##### SUPPLIED RECORDS

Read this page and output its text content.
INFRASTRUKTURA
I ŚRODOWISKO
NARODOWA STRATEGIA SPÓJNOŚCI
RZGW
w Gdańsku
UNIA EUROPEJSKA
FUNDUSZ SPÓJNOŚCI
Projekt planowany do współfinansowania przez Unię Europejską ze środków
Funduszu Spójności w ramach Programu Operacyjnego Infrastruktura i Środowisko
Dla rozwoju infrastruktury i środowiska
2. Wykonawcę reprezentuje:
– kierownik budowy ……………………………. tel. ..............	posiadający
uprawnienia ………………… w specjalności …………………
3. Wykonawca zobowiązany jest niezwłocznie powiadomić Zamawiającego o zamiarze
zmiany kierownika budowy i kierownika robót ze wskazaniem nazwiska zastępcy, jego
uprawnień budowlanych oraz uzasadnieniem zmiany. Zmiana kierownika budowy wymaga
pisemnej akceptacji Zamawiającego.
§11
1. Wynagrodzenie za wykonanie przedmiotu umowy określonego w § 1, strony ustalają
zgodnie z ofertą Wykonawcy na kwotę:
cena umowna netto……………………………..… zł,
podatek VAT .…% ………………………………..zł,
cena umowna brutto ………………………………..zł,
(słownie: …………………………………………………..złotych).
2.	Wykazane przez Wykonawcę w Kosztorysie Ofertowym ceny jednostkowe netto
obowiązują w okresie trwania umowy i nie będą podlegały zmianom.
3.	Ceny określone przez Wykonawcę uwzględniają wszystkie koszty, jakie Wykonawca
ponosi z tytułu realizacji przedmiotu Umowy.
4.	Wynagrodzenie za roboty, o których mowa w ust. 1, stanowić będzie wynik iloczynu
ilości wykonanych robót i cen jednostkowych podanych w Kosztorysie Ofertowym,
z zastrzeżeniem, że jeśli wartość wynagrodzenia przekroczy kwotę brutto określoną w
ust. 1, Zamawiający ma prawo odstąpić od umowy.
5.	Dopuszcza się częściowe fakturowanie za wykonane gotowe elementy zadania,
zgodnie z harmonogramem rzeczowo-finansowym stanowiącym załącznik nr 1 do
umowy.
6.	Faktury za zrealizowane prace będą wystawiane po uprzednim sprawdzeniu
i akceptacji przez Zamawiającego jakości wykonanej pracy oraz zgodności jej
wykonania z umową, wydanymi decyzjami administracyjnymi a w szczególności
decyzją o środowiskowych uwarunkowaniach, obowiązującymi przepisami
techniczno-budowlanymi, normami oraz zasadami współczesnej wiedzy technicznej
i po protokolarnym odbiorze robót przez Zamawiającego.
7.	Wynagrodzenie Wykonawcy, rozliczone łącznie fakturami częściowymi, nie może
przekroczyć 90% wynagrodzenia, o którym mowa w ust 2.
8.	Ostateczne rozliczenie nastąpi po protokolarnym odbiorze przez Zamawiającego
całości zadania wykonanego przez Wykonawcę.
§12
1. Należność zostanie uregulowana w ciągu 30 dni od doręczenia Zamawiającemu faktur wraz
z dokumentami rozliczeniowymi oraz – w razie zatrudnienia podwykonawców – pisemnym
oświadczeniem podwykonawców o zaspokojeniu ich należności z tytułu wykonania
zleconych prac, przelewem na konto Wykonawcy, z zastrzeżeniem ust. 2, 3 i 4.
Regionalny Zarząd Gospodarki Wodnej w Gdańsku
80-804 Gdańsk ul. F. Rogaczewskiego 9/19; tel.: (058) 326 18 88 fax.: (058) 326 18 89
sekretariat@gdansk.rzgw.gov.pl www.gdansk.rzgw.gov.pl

##########

[EXERCISE]: Going through the entries above, tally each line that has the word "Zamawiającego". Answer with the number only.

[RESULT OF THIS TASK]: 5